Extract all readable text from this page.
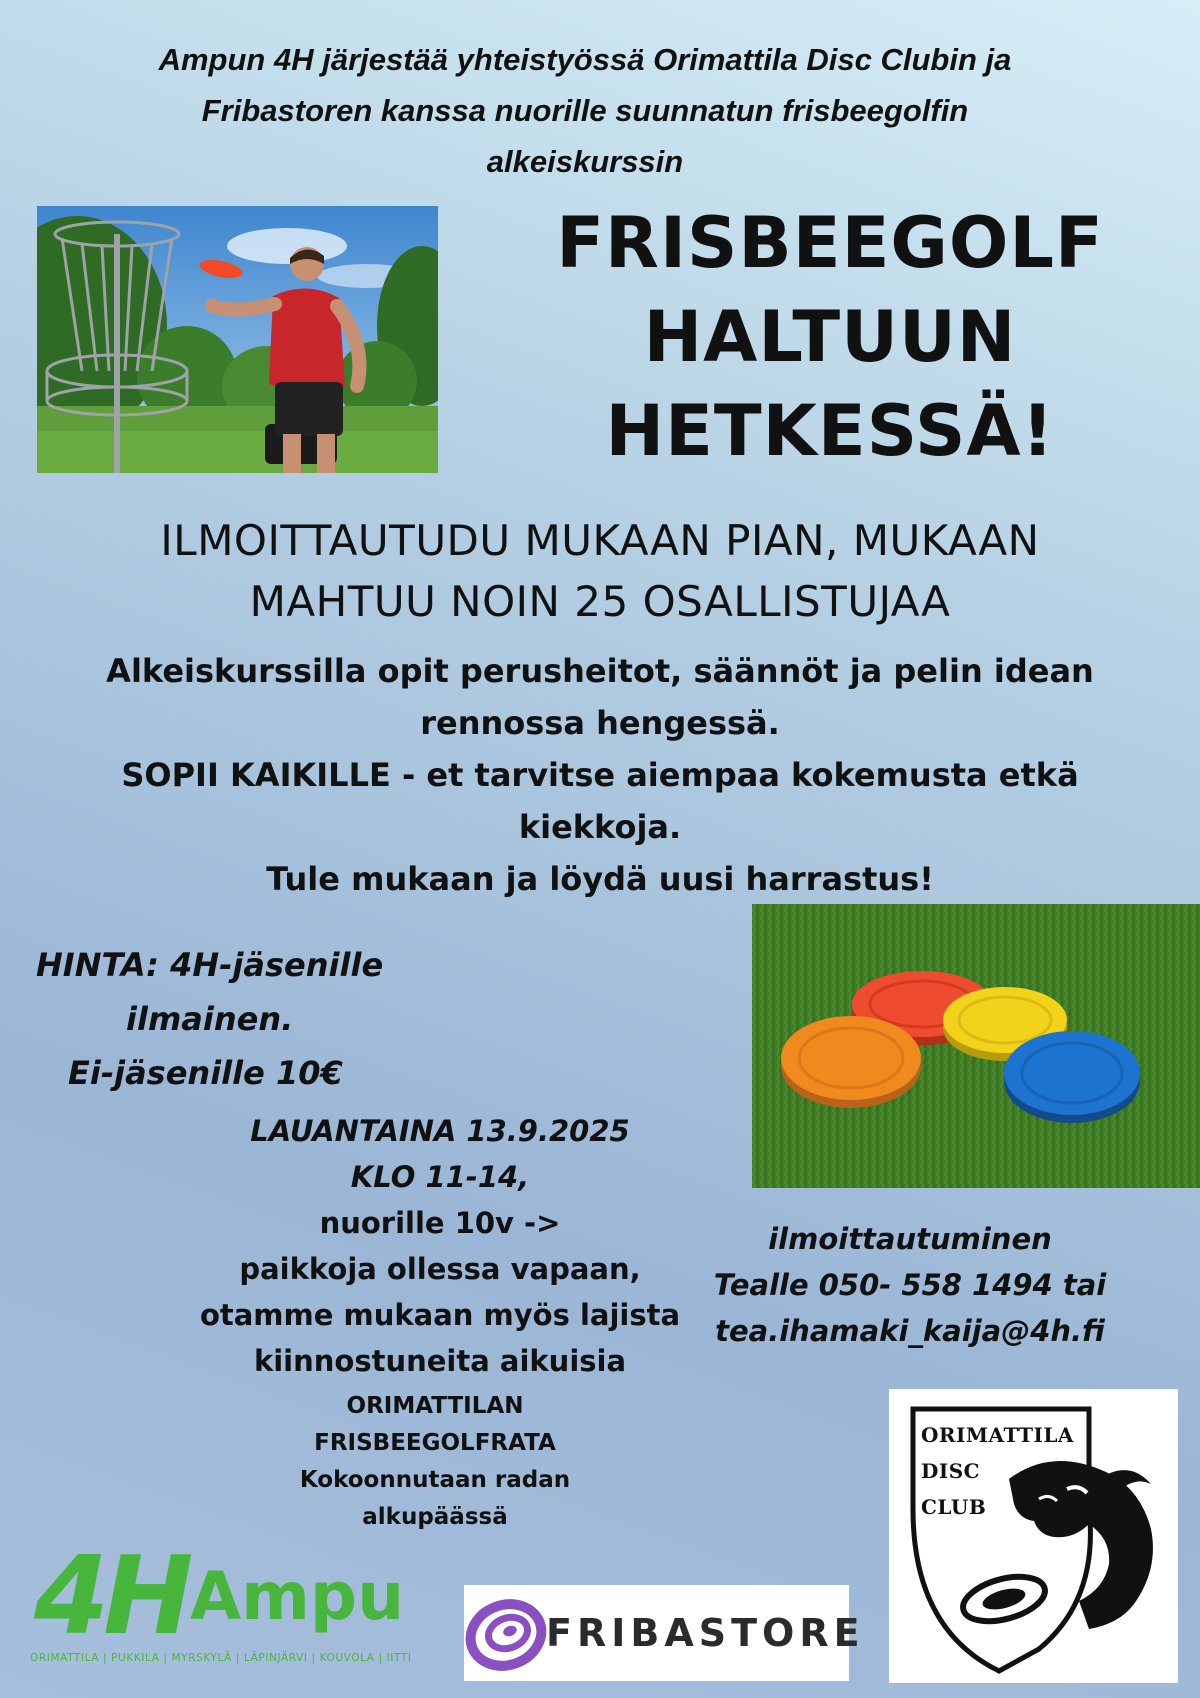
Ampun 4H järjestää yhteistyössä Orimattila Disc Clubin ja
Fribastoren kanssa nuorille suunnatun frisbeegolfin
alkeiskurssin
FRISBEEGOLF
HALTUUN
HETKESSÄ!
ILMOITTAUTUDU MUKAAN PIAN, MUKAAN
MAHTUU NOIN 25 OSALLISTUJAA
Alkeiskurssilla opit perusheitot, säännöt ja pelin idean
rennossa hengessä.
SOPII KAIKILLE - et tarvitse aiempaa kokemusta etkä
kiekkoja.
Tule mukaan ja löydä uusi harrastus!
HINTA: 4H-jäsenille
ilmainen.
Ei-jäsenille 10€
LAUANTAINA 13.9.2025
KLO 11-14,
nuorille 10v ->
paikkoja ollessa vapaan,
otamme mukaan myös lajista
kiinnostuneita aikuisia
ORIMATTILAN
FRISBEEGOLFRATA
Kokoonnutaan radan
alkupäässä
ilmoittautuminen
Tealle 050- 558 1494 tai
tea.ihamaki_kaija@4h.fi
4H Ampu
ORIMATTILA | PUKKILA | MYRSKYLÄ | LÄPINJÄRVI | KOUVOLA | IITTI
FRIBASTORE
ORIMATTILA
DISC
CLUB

_____

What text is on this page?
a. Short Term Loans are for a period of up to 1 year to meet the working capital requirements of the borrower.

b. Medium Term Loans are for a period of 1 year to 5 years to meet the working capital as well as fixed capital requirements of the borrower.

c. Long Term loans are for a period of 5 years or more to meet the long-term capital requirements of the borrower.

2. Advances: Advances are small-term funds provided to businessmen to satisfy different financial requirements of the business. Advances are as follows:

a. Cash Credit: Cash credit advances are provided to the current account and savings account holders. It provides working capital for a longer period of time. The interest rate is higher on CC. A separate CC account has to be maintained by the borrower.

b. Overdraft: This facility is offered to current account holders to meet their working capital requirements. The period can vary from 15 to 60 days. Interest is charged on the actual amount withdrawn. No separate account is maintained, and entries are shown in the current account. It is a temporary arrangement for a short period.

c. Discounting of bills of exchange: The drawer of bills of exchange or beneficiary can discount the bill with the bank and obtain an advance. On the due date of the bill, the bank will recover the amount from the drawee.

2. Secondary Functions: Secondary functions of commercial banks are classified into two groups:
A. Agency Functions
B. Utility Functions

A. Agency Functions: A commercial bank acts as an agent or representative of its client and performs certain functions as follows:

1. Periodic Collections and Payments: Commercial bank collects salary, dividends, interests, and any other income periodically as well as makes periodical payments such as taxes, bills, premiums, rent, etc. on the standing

_____

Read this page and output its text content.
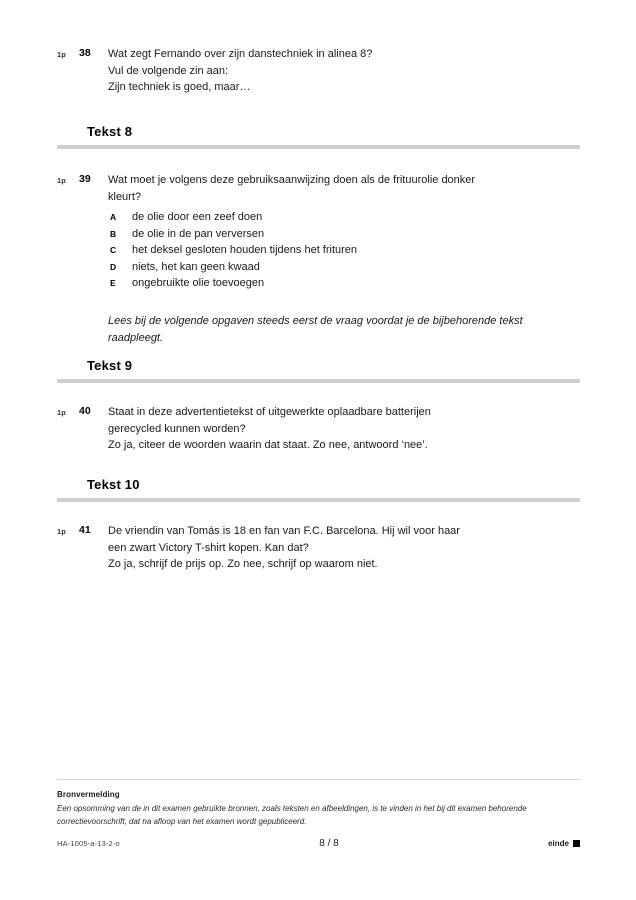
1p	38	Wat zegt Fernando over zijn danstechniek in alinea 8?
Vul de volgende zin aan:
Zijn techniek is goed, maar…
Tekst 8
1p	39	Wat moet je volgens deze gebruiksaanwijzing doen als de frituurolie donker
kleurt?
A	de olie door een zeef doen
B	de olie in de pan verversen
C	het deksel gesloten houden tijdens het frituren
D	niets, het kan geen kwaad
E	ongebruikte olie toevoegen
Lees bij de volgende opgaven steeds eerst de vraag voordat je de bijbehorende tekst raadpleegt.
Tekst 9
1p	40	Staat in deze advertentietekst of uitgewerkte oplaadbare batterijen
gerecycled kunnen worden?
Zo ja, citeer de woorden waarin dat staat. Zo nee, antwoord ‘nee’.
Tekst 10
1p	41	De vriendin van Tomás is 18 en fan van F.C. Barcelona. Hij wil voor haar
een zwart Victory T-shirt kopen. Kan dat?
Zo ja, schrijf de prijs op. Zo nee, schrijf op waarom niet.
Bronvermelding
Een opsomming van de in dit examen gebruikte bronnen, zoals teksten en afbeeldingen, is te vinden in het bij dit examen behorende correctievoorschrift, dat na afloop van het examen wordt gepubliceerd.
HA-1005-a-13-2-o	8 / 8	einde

_____

Report how many lines of the listing above include the word "follows". Say nothing but the number.

2